▶ WORK TO DO:
State how many lines hold the string "передатчиков". Give the number and nothing else.

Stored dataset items
"""
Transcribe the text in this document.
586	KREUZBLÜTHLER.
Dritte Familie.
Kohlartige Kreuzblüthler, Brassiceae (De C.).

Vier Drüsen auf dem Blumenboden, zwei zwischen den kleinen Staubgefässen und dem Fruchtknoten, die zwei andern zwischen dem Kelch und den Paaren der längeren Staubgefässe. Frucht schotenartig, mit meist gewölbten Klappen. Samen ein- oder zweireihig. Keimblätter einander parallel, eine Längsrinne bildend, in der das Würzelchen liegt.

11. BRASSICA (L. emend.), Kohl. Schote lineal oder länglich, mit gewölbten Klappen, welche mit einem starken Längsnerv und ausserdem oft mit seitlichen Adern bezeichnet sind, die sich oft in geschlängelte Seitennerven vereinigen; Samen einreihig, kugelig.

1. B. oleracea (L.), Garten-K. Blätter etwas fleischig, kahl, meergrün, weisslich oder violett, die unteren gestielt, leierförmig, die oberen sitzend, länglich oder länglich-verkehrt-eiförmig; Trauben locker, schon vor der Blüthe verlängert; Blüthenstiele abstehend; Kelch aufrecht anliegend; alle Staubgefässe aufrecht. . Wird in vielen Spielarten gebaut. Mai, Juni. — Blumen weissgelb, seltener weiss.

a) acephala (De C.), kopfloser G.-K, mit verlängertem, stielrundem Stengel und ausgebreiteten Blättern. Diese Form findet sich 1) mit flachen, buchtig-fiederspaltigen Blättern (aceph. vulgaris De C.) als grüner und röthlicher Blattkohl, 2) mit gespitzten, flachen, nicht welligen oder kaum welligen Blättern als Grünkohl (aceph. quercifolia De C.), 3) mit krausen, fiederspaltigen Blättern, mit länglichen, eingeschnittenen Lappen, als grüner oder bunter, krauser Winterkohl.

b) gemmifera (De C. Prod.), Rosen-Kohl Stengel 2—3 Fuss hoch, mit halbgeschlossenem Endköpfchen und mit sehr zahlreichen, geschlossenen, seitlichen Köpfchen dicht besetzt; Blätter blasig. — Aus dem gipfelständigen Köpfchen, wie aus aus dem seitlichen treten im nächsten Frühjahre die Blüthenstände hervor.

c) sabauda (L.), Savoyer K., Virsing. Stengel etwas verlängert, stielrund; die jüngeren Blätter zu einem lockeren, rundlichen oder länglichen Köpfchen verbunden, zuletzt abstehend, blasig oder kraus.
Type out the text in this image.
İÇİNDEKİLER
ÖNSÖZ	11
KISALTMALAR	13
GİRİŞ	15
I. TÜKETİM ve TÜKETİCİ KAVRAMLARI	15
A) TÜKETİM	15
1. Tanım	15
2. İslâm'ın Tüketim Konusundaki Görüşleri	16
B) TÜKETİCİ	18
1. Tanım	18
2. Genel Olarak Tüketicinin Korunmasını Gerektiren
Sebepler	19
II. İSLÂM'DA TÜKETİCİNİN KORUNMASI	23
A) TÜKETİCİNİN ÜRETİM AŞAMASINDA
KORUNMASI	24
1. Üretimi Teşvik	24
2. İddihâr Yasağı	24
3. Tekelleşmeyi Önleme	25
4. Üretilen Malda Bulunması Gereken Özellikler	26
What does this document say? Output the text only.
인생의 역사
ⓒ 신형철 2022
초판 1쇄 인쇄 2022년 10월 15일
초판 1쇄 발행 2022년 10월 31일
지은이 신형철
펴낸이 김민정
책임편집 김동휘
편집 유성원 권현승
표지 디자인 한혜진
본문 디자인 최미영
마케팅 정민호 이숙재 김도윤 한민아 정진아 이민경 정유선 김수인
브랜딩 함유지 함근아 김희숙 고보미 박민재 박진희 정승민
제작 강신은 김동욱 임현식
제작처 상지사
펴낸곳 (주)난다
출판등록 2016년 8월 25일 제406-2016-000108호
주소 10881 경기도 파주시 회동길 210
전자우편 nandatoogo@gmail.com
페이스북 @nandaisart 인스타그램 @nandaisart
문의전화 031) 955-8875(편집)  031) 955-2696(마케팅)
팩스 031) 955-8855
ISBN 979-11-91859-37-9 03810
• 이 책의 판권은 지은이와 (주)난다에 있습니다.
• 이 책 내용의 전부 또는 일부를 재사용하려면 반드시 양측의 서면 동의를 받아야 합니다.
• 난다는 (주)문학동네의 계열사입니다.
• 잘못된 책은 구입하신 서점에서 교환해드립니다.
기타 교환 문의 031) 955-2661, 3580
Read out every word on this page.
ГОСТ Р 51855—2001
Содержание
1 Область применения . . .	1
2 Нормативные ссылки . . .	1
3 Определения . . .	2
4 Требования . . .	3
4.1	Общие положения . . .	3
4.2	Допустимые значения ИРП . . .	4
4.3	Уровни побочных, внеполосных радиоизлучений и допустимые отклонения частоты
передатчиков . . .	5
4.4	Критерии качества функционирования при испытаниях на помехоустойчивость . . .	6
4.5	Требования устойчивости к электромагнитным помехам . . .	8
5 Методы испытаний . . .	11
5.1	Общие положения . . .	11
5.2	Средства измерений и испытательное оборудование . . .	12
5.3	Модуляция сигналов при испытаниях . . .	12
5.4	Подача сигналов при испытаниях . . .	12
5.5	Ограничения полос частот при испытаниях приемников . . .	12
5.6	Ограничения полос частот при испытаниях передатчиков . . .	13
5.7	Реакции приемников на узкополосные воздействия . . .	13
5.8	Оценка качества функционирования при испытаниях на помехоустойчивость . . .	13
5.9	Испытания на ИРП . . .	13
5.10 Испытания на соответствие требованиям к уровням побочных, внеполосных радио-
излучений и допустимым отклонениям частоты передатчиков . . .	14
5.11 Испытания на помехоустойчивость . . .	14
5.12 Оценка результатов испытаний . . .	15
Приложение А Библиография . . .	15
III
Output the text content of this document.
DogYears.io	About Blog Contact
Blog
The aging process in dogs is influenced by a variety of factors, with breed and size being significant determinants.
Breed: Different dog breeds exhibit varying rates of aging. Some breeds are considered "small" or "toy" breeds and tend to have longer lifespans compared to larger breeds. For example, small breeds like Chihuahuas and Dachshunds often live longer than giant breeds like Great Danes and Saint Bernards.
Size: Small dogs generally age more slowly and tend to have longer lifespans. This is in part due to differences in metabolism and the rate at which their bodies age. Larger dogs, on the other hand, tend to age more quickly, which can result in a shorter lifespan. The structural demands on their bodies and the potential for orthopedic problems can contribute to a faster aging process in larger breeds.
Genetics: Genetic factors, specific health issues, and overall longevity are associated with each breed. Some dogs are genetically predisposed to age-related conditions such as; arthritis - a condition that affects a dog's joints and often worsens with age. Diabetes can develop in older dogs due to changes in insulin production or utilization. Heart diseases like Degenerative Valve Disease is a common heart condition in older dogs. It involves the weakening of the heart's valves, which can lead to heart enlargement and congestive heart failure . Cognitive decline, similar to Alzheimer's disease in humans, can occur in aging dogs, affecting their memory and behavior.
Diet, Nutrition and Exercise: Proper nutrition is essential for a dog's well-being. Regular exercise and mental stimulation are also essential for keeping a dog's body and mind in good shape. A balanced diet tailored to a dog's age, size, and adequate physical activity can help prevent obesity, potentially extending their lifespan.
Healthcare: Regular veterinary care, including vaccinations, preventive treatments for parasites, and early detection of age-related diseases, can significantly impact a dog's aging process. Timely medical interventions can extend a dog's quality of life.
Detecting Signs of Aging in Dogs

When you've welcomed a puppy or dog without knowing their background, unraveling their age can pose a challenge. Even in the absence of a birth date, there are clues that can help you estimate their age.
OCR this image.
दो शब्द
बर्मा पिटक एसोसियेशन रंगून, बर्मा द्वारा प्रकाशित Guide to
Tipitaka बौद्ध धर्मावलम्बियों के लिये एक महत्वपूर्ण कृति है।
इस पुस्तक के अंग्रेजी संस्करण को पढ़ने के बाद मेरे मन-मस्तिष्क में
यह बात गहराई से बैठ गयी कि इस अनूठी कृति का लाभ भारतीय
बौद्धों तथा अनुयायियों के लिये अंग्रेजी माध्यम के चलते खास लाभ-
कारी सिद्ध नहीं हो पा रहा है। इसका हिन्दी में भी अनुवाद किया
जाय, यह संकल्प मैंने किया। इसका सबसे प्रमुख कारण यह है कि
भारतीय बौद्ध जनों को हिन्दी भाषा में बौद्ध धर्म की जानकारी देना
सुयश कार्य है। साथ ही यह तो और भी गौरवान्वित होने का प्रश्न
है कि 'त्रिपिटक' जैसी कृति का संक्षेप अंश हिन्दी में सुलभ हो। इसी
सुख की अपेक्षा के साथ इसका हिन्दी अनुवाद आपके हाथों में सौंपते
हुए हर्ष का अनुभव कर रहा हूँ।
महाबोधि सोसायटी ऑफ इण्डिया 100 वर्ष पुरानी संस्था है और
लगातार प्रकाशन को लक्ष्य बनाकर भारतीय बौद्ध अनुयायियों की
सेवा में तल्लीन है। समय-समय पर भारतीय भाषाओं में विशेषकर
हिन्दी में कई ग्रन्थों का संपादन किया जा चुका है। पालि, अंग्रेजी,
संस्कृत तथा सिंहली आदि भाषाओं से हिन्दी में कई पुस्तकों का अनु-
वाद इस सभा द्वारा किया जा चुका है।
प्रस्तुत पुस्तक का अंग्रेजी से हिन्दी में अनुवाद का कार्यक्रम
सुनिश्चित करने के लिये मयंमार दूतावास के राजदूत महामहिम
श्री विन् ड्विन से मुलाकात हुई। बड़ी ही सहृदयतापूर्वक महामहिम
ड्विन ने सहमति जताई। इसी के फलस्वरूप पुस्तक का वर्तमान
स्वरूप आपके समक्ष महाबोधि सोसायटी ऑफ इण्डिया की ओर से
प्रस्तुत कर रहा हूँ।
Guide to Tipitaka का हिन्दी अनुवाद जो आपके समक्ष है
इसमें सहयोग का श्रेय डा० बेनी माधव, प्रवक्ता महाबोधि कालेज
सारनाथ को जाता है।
"""
▶ EXPECTED OUTPUT:
3